WHAT IS BEING ASKED ▸
Pull out every line from the listing that has the word "activity".

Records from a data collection
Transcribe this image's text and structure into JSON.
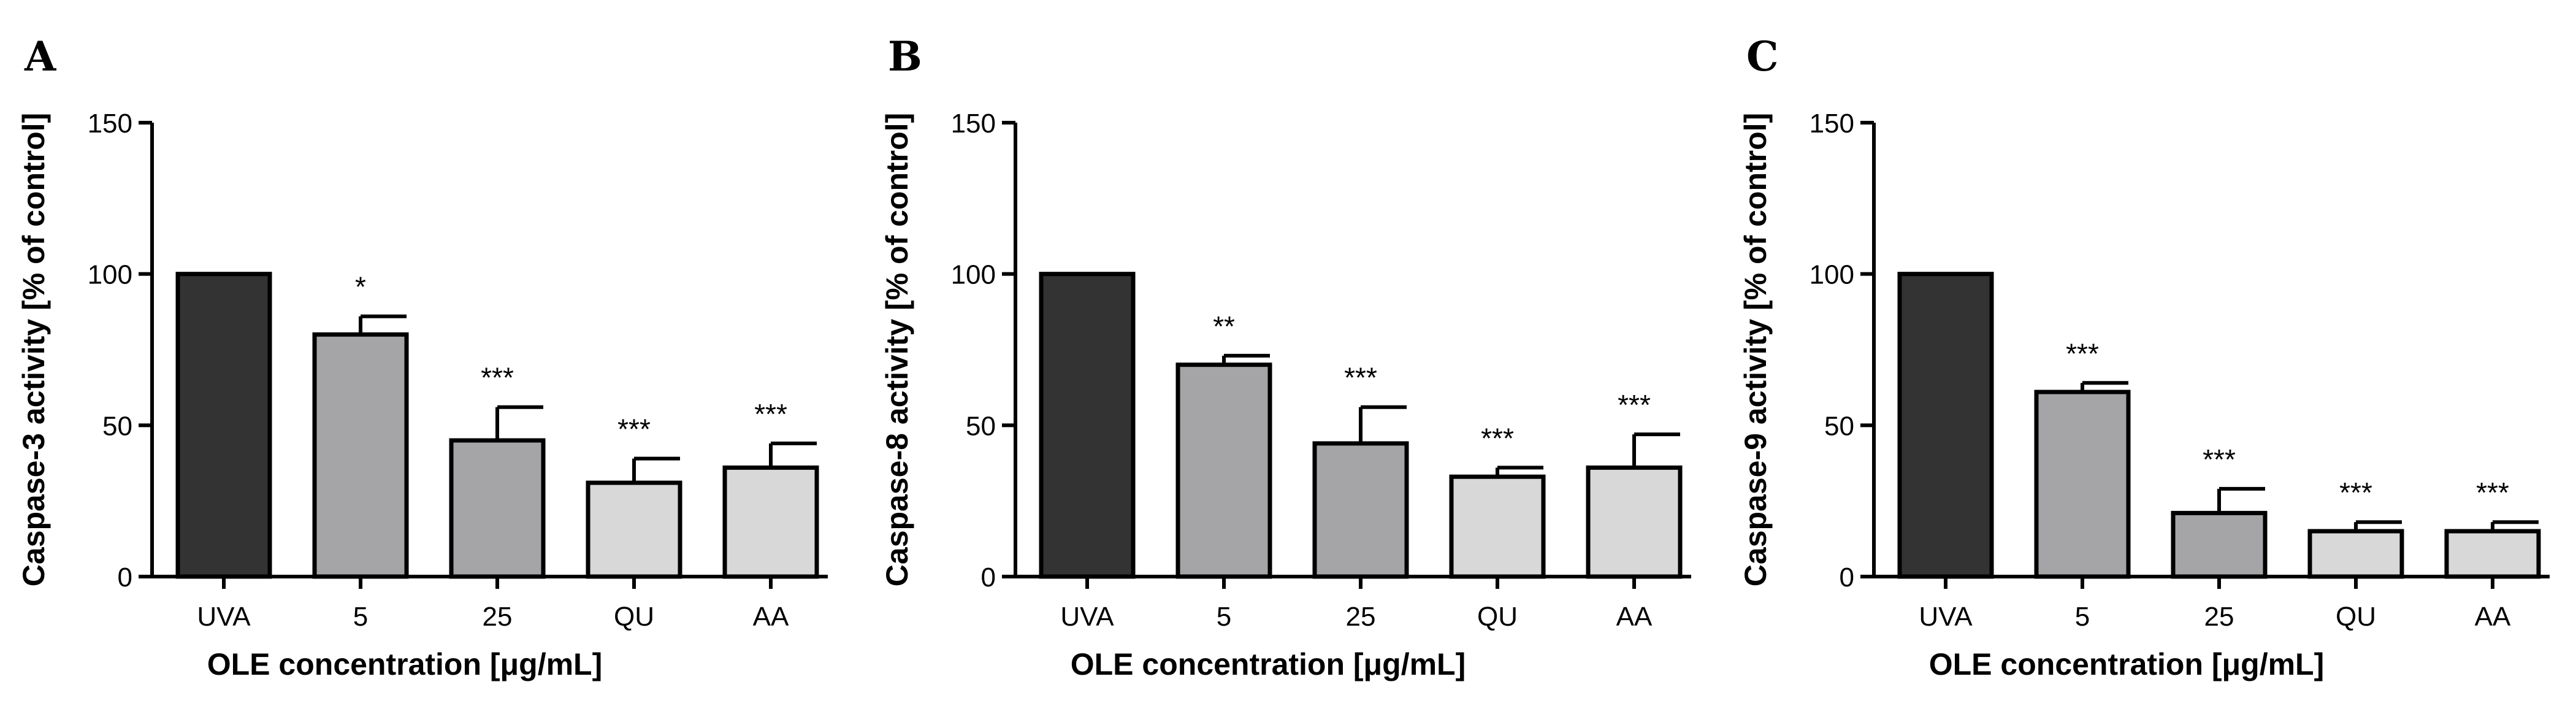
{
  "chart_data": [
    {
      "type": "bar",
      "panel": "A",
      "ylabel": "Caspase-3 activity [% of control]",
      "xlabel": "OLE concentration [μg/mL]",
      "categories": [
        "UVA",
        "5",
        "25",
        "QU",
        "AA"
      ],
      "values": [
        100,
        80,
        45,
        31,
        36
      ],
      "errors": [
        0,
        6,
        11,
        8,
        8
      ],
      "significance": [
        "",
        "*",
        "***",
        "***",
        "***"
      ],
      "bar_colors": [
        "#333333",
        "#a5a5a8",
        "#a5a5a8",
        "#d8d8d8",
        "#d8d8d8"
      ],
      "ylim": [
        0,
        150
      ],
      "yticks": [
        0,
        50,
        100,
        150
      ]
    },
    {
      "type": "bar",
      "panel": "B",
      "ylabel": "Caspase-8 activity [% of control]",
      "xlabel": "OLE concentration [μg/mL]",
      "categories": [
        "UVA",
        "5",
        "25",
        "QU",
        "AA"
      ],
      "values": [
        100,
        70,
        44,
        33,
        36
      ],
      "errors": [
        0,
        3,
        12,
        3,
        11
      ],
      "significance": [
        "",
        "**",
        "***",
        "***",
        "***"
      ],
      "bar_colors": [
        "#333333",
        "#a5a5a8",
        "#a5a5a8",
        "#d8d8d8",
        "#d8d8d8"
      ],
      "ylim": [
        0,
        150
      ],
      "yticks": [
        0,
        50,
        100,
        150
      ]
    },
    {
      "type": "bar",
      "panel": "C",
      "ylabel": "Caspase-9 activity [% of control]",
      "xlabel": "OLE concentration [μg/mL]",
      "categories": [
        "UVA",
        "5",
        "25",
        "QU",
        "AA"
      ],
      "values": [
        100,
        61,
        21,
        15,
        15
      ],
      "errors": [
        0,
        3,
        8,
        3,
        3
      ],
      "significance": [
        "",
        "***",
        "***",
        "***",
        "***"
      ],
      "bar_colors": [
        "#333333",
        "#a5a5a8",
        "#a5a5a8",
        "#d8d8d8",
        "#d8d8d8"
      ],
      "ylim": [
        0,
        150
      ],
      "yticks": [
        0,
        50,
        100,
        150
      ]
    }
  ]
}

RESULT OF THIS TASK ▸
      "ylabel": "Caspase-3 activity [% of control]",
      "ylabel": "Caspase-8 activity [% of control]",
      "ylabel": "Caspase-9 activity [% of control]",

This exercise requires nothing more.